Begin

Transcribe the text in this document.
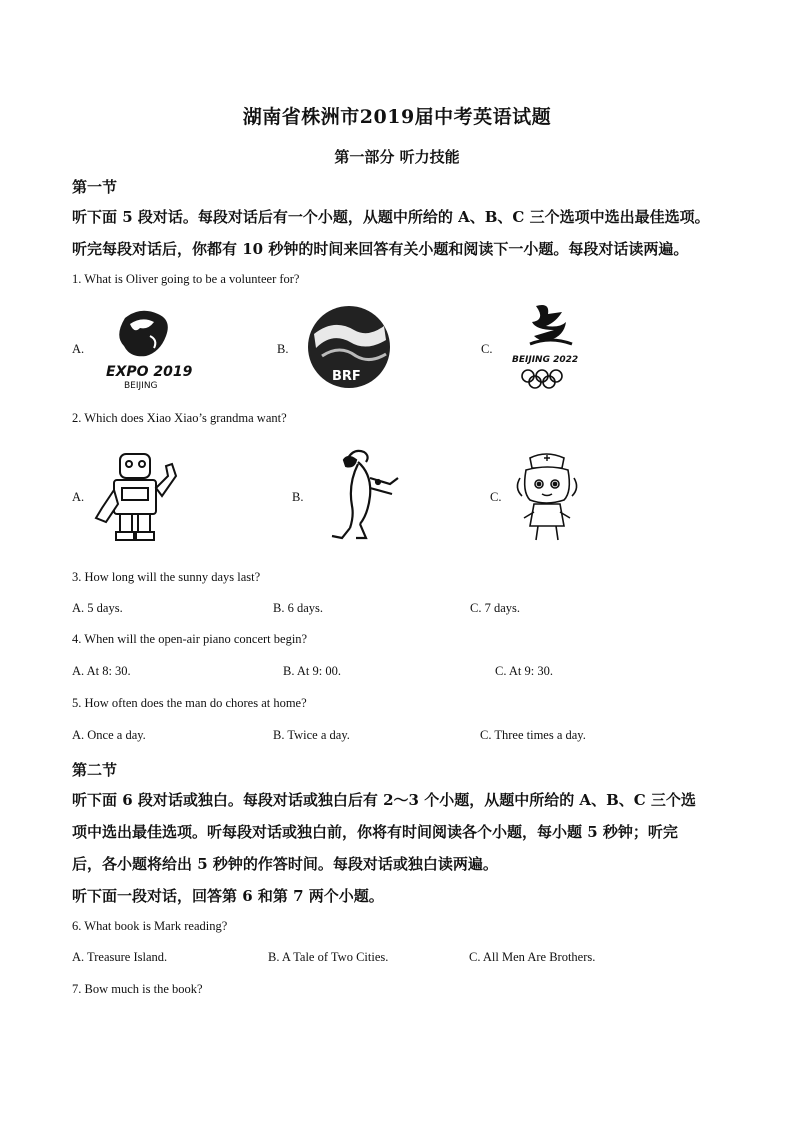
湖南省株洲市2019届中考英语试题
第一部分 听力技能
第一节
听下面 5 段对话。每段对话后有一个小题，从题中所给的 A、B、C 三个选项中选出最佳选项。
听完每段对话后，你都有 10 秒钟的时间来回答有关小题和阅读下一小题。每段对话读两遍。
1. What is Oliver going to be a volunteer for?
A.
EXPO 2019
BEIJING
B.
BRF
C.
BEIJING 2022
2. Which does Xiao Xiao’s grandma want?
A.	B.	C.
3. How long will the sunny days last?
A. 5 days.	B. 6 days.	C. 7 days.
4. When will the open-air piano concert begin?
A. At 8: 30.	B. At 9: 00.	C. At 9: 30.
5. How often does the man do chores at home?
A. Once a day.	B. Twice a day.	C. Three times a day.
第二节
听下面 6 段对话或独白。每段对话或独白后有 2～3 个小题，从题中所给的 A、B、C 三个选
项中选出最佳选项。听每段对话或独白前，你将有时间阅读各个小题，每小题 5 秒钟；听完
后，各小题将给出 5 秒钟的作答时间。每段对话或独白读两遍。
听下面一段对话，回答第 6 和第 7 两个小题。
6. What book is Mark reading?
A. Treasure Island.	B. A Tale of Two Cities.	C. All Men Are Brothers.
7. Bow much is the book?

End

» What is asked
Tally every line of the listing that holds the string "does", then give the number by itself.

» The output
2